Exercise inputs -
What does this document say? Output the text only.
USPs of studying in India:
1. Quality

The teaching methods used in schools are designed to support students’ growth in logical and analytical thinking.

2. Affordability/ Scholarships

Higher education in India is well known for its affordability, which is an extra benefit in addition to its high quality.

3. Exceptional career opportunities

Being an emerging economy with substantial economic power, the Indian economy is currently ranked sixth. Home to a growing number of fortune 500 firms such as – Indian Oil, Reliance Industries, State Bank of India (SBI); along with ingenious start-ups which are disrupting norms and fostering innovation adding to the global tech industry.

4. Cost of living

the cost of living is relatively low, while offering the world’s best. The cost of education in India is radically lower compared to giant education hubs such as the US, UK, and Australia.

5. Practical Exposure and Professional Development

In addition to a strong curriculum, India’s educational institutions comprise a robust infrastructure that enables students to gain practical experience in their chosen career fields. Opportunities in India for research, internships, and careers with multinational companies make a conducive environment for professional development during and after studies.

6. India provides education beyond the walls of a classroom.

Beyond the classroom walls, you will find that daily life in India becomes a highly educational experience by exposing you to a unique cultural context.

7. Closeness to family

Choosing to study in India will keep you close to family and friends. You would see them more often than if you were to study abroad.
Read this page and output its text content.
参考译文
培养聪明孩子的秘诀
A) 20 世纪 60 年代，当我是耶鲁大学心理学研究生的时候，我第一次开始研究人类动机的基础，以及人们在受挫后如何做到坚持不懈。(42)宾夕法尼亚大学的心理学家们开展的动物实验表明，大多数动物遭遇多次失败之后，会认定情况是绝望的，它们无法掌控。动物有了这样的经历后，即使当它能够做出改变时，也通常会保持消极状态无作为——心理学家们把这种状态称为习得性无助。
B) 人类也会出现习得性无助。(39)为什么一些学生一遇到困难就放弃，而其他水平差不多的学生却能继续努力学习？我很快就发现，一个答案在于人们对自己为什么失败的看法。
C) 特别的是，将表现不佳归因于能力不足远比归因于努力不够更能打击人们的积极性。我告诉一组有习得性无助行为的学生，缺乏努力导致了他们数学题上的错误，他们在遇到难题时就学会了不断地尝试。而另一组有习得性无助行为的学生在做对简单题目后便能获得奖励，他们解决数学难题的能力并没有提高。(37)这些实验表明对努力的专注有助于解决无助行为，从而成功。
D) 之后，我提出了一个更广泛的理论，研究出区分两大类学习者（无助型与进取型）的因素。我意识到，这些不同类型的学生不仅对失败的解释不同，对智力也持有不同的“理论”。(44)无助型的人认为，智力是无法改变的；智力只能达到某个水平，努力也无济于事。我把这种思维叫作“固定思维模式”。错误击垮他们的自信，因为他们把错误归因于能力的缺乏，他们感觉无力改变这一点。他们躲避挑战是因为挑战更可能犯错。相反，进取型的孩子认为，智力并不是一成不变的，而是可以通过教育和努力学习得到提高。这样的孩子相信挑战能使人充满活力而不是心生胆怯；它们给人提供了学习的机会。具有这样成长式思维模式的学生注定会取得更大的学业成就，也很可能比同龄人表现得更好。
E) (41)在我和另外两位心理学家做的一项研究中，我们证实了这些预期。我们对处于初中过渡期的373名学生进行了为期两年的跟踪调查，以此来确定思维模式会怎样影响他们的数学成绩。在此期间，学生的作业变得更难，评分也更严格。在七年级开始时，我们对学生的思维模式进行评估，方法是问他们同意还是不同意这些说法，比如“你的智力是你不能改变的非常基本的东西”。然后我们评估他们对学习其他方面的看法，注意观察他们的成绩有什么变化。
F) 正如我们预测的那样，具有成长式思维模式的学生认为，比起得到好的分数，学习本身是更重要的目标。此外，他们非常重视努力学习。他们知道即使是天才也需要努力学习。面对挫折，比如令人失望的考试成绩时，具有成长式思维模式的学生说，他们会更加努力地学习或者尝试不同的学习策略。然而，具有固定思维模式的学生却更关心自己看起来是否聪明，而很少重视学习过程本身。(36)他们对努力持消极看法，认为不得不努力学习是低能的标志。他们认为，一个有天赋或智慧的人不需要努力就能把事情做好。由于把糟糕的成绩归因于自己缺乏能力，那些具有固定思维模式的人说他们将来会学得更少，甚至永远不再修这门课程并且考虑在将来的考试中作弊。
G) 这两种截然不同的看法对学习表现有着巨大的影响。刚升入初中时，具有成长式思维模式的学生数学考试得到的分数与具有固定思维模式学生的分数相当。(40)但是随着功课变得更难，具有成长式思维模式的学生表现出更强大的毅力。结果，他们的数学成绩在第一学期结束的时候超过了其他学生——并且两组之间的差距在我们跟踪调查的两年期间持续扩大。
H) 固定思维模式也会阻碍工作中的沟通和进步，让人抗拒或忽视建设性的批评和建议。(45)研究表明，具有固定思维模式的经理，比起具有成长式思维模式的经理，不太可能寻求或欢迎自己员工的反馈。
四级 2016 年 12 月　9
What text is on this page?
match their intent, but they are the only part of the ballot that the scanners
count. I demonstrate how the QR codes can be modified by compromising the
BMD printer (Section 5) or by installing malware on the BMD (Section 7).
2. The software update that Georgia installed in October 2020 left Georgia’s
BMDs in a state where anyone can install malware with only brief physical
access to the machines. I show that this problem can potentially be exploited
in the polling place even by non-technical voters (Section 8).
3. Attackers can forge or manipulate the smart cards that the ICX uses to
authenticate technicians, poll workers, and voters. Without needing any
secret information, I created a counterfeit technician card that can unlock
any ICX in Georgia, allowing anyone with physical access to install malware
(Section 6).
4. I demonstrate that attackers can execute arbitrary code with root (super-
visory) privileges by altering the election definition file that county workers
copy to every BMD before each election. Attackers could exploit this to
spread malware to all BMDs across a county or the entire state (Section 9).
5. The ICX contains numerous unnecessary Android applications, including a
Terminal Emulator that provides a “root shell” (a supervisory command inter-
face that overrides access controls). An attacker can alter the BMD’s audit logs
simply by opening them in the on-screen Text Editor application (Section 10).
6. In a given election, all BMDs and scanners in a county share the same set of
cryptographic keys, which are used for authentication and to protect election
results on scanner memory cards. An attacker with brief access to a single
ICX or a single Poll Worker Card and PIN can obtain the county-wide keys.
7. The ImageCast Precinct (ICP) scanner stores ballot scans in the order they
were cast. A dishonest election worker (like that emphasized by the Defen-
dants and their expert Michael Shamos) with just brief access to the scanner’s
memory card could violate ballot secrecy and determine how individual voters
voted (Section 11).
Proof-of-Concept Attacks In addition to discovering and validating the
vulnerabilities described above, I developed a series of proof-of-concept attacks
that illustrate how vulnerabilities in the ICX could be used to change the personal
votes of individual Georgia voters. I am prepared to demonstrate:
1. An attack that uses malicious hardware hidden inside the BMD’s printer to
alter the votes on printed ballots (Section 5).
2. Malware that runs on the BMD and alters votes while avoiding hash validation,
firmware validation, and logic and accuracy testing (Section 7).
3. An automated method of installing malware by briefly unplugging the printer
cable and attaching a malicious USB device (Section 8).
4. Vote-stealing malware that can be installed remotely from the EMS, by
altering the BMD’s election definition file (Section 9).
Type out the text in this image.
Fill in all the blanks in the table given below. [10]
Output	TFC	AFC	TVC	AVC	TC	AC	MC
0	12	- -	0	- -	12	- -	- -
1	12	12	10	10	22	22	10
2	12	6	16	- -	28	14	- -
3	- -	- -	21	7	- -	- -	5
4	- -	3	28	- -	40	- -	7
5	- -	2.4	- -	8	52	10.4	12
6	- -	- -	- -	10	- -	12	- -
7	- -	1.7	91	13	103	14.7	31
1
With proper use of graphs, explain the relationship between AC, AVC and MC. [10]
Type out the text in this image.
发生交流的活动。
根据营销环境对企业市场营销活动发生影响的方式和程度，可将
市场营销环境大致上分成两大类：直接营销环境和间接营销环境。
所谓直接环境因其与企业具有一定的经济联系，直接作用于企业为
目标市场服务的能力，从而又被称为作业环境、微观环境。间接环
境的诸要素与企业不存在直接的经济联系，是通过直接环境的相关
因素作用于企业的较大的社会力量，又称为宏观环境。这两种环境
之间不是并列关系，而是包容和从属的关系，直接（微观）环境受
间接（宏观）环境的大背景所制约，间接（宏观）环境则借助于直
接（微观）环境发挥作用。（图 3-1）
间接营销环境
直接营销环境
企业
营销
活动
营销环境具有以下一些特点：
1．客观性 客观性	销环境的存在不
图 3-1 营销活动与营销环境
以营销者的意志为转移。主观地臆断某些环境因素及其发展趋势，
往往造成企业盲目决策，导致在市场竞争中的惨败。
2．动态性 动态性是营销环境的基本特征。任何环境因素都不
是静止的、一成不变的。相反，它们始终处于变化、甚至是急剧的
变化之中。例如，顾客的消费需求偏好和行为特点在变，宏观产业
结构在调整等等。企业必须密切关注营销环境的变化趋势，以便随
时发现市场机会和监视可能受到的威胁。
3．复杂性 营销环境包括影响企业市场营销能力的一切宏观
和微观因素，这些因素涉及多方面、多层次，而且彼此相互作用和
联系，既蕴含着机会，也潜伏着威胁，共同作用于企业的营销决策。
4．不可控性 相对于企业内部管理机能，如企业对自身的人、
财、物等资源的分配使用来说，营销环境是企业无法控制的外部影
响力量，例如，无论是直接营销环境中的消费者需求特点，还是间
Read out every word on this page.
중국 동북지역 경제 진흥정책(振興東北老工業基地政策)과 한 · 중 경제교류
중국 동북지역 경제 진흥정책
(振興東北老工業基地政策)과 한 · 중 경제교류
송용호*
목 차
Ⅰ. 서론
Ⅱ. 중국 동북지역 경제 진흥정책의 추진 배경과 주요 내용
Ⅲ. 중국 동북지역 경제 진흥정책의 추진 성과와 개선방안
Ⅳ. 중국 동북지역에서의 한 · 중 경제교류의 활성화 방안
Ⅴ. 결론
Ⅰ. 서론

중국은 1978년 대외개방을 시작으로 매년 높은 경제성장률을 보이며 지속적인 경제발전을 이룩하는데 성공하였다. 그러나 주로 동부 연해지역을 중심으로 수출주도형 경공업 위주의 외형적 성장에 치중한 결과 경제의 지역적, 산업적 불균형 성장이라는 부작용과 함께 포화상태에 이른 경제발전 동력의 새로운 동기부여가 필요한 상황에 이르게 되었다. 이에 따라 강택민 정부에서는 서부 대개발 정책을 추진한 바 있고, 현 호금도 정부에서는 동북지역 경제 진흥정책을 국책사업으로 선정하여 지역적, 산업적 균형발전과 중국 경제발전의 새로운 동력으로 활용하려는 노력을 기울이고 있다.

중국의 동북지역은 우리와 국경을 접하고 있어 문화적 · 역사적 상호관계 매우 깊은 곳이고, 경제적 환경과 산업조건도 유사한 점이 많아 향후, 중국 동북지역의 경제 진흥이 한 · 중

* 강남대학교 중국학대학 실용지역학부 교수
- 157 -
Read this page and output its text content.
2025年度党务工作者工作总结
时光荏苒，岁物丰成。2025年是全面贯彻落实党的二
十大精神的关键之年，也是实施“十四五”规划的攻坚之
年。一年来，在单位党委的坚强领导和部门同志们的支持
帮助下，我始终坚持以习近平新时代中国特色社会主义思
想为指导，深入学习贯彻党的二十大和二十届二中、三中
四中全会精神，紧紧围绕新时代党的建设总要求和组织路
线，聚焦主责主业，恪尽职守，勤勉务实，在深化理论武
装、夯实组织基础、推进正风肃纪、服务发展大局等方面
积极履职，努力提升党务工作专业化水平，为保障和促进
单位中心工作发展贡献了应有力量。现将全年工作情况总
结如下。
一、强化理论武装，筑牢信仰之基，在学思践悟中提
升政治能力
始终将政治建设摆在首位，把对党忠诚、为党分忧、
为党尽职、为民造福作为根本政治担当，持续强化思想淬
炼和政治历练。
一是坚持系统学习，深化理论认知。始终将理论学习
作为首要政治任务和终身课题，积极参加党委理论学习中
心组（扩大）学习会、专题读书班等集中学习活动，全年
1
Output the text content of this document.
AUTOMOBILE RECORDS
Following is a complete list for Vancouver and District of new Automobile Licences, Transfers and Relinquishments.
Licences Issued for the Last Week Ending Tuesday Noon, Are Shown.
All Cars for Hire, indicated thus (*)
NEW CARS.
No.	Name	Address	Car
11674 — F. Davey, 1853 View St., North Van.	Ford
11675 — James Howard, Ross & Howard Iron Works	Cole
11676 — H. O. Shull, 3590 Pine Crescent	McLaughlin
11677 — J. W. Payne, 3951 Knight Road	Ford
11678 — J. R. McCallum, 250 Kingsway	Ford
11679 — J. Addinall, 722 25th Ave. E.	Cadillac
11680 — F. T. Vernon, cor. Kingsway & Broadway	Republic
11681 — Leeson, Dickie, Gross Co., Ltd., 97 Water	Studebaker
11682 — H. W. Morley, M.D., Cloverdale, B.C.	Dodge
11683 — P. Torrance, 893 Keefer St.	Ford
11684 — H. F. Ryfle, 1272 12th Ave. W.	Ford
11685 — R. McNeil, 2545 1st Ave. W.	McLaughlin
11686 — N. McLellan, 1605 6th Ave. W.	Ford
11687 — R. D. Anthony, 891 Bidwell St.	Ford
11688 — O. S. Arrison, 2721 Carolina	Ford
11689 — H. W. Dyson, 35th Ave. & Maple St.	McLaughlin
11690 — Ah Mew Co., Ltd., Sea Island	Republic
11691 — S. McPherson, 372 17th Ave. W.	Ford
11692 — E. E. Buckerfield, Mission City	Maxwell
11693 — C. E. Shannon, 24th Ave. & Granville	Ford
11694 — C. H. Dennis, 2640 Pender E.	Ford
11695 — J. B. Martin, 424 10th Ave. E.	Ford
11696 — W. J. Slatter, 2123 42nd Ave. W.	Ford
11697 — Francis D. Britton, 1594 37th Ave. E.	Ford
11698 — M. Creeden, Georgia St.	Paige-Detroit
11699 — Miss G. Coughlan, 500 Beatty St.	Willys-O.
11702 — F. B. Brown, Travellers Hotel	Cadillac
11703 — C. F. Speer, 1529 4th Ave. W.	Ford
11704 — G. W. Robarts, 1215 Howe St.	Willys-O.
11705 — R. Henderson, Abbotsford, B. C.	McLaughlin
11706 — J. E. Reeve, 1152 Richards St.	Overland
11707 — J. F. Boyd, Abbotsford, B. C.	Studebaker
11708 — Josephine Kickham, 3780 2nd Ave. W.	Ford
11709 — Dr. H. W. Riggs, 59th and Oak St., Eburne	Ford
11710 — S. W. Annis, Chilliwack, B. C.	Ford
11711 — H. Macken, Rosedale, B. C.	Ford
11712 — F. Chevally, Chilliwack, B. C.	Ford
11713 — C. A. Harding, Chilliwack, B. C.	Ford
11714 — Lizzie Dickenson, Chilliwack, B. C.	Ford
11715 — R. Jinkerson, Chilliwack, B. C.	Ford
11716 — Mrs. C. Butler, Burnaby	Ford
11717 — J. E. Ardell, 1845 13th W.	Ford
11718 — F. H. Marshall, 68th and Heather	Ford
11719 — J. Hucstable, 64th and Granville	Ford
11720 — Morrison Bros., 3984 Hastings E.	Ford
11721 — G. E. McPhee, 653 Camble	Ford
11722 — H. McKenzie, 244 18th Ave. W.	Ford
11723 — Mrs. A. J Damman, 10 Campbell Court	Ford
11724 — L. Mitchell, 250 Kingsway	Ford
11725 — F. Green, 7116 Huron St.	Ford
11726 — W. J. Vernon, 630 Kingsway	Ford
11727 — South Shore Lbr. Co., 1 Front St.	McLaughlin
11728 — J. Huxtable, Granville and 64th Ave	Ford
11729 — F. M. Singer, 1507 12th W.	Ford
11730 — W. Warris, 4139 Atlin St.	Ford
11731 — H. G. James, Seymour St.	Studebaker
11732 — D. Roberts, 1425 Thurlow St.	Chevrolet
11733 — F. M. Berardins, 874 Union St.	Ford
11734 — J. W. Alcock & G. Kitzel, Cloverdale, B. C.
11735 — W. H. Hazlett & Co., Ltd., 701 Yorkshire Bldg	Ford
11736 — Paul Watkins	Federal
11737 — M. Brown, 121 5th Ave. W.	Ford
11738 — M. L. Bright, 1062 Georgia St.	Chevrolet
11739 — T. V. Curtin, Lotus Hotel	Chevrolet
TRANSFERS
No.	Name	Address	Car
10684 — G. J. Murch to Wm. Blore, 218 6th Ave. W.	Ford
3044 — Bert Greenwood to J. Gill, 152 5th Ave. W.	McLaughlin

Task goal - Copy every line from the entries that contains the word "root".

Answer to this task -
4. I demonstrate that attackers can execute arbitrary code with root (super-
Terminal Emulator that provides a “root shell” (a supervisory command inter-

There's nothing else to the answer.